Exercise objective = Extract each line below that contains the string "layer" and copy those lines in full.

[START Data extract]

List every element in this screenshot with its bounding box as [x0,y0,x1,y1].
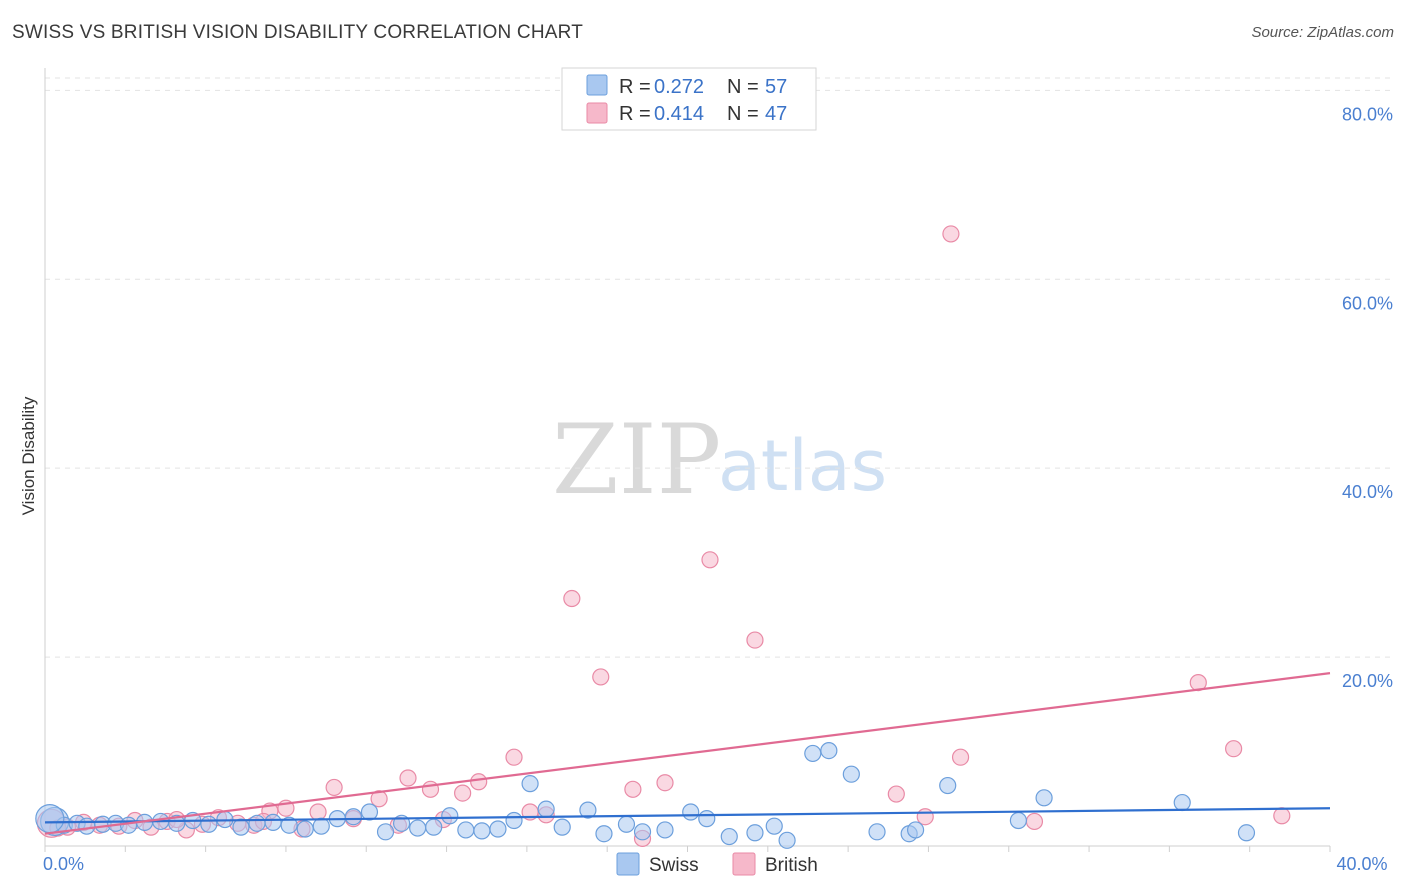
watermark-zip: ZIP [552,404,721,516]
british-trend-line [44,672,1331,835]
swiss-point-43 [765,817,783,835]
swiss-point-6 [119,816,138,834]
trend-layer [44,672,1331,835]
swiss-point-13 [232,818,250,836]
swiss-point-32 [537,800,555,818]
swiss-point-28 [473,822,491,840]
swiss-point-24 [409,819,427,837]
british-point-31 [624,780,642,798]
british-point-17 [325,778,343,797]
swiss-point-53 [1035,789,1053,807]
y-tick-label-0: 20.0% [1342,671,1393,691]
swiss-point-22 [376,823,395,841]
legend-n-value-british: 47 [765,103,787,125]
axis-layer: 20.0% 40.0% 60.0% 80.0% 0.0% 40.0% [43,68,1393,874]
y-tick-label-3: 80.0% [1342,104,1393,124]
swiss-point-35 [595,825,613,843]
swiss-point-37 [633,823,652,841]
british-point-34 [701,551,719,569]
grid-layer [45,77,1392,658]
swiss-point-56 [35,804,65,834]
legend-n-value-swiss: 57 [765,76,787,98]
british-point-22 [421,780,440,798]
bottom-legend-swatch-swiss [616,852,640,876]
swiss-point-21 [360,803,379,821]
swiss-point-17 [296,820,314,838]
british-point-25 [470,773,488,791]
swiss-point-15 [264,813,282,831]
swiss-point-14 [248,814,266,832]
swiss-point-55 [1237,824,1256,842]
swiss-point-52 [1009,811,1027,830]
swiss-point-54 [1173,793,1191,812]
swiss-point-38 [656,821,674,839]
swiss-point-20 [344,808,362,826]
swiss-point-18 [312,817,330,835]
y-axis-title: Vision Disability [19,396,38,515]
swiss-point-30 [505,811,523,830]
british-point-42 [1225,740,1243,758]
swiss-point-16 [280,816,298,834]
legend-r-label-swiss: R = [619,76,651,98]
swiss-point-44 [778,831,796,849]
british-point-29 [563,589,581,608]
swiss-point-26 [441,807,459,825]
bottom-legend-label-swiss: Swiss [649,855,699,876]
swiss-trend-line [44,807,1331,824]
british-point-16 [309,803,327,821]
bottom-legend-swatch-british [732,852,756,876]
british-point-40 [1025,812,1044,831]
swiss-point-47 [842,765,860,783]
legend-r-label-british: R = [619,103,651,125]
x-tick-label-1: 40.0% [1336,854,1387,874]
swiss-point-3 [78,817,96,835]
chart-title: SWISS VS BRITISH VISION DISABILITY CORRE… [12,22,584,43]
y-tick-label-1: 40.0% [1342,482,1393,502]
legend-n-label-swiss: N = [727,76,759,98]
british-point-39 [951,748,970,766]
swiss-point-48 [868,823,886,841]
points-layer [35,225,1291,849]
british-point-19 [370,790,388,808]
swiss-point-46 [820,741,838,760]
legend-r-value-swiss: 0.272 [654,76,704,98]
watermark-atlas: atlas [718,425,887,507]
source-label: Source: ZipAtlas.com [1251,24,1394,41]
legend-swatch-swiss [586,74,608,96]
swiss-point-29 [489,820,507,838]
swiss-point-25 [425,818,443,836]
british-point-21 [399,769,417,787]
bottom-legend-label-british: British [765,855,818,876]
swiss-point-27 [457,821,475,839]
british-point-38 [942,225,960,243]
legend-bottom: Swiss British [616,852,818,876]
british-point-33 [656,774,674,792]
legend-r-value-british: 0.414 [654,103,704,125]
swiss-point-11 [200,815,218,833]
british-point-35 [746,631,764,649]
swiss-point-51 [939,776,957,795]
swiss-point-42 [746,824,764,842]
legend-n-label-british: N = [727,103,759,125]
swiss-point-36 [617,815,636,833]
british-point-26 [505,748,523,766]
swiss-point-34 [579,801,597,819]
british-point-24 [454,784,472,802]
british-point-37 [916,808,934,826]
british-point-43 [1273,807,1291,825]
swiss-point-39 [682,803,700,821]
swiss-point-41 [720,827,738,846]
swiss-point-45 [804,744,822,763]
swiss-point-40 [698,810,716,828]
y-tick-label-2: 60.0% [1342,293,1393,313]
british-point-30 [592,668,610,686]
swiss-point-33 [553,818,571,836]
british-point-36 [887,785,905,803]
legend-top: R = 0.272 N = 57 R = 0.414 N = 47 [561,67,817,131]
swiss-point-50 [906,821,925,839]
legend-swatch-british [586,102,608,124]
x-tick-label-0: 0.0% [43,854,84,874]
swiss-point-31 [521,775,539,793]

[END Data extract]

Reply =
trend-layer [44,672,1331,835]
axis-layer: 20.0% 40.0% 60.0% 80.0% 0.0% 40.0% [43,68,1393,874]
grid-layer [45,77,1392,658]
points-layer [35,225,1291,849]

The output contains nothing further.